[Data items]
══════════════════════════════

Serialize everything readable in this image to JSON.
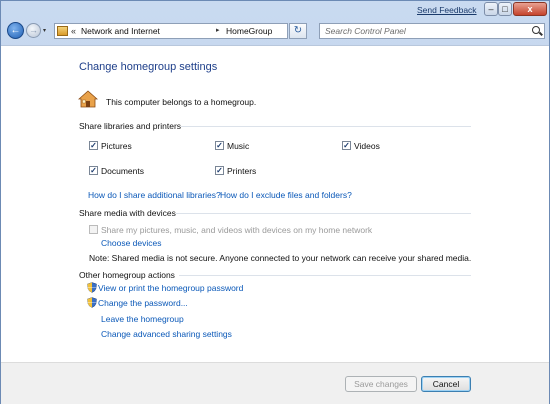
{
  "titlebar": {
    "send_feedback": "Send Feedback",
    "minimize": "–",
    "maximize": "□",
    "close": "x"
  },
  "nav": {
    "back": "←",
    "forward": "→",
    "history": "▾",
    "breadcrumb": [
      "Network and Internet",
      "HomeGroup"
    ],
    "breadcrumb_separator": "▸",
    "address_prefix": "«",
    "refresh": "↻",
    "search_placeholder": "Search Control Panel"
  },
  "page": {
    "title": "Change homegroup settings",
    "membership_text": "This computer belongs to a homegroup."
  },
  "share_libraries": {
    "heading": "Share libraries and printers",
    "items": [
      {
        "label": "Pictures",
        "checked": true
      },
      {
        "label": "Music",
        "checked": true
      },
      {
        "label": "Videos",
        "checked": true
      },
      {
        "label": "Documents",
        "checked": true
      },
      {
        "label": "Printers",
        "checked": true
      }
    ],
    "link_additional": "How do I share additional libraries?",
    "link_exclude": "How do I exclude files and folders?"
  },
  "share_media": {
    "heading": "Share media with devices",
    "checkbox_label": "Share my pictures, music, and videos with devices on my home network",
    "checked": false,
    "choose_devices": "Choose devices",
    "note": "Note: Shared media is not secure. Anyone connected to your network can receive your shared media."
  },
  "other_actions": {
    "heading": "Other homegroup actions",
    "view_password": "View or print the homegroup password",
    "change_password": "Change the password...",
    "leave": "Leave the homegroup",
    "advanced": "Change advanced sharing settings"
  },
  "footer": {
    "save": "Save changes",
    "cancel": "Cancel"
  },
  "colors": {
    "link": "#0a58b8",
    "title": "#1e3f8a",
    "frame": "#b9cce8"
  }
}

══════════════════════════════

» **EXERCISE REQUIREMENTS**:
Restate each line of the records exactly; pictures do not belong in the copy.

» **EXPECTED ANSWER**:
Serialize everything readable in this image to JSON.
{
  "titlebar": {
    "send_feedback": "Send Feedback",
    "minimize": "–",
    "maximize": "□",
    "close": "x"
  },
  "nav": {
    "back": "←",
    "forward": "→",
    "history": "▾",
    "breadcrumb": [
      "Network and Internet",
      "HomeGroup"
    ],
    "breadcrumb_separator": "▸",
    "address_prefix": "«",
    "refresh": "↻",
    "search_placeholder": "Search Control Panel"
  },
  "page": {
    "title": "Change homegroup settings",
    "membership_text": "This computer belongs to a homegroup."
  },
  "share_libraries": {
    "heading": "Share libraries and printers",
    "items": [
      {
        "label": "Pictures",
        "checked": true
      },
      {
        "label": "Music",
        "checked": true
      },
      {
        "label": "Videos",
        "checked": true
      },
      {
        "label": "Documents",
        "checked": true
      },
      {
        "label": "Printers",
        "checked": true
      }
    ],
    "link_additional": "How do I share additional libraries?",
    "link_exclude": "How do I exclude files and folders?"
  },
  "share_media": {
    "heading": "Share media with devices",
    "checkbox_label": "Share my pictures, music, and videos with devices on my home network",
    "checked": false,
    "choose_devices": "Choose devices",
    "note": "Note: Shared media is not secure. Anyone connected to your network can receive your shared media."
  },
  "other_actions": {
    "heading": "Other homegroup actions",
    "view_password": "View or print the homegroup password",
    "change_password": "Change the password...",
    "leave": "Leave the homegroup",
    "advanced": "Change advanced sharing settings"
  },
  "footer": {
    "save": "Save changes",
    "cancel": "Cancel"
  },
  "colors": {
    "link": "#0a58b8",
    "title": "#1e3f8a",
    "frame": "#b9cce8"
  }
}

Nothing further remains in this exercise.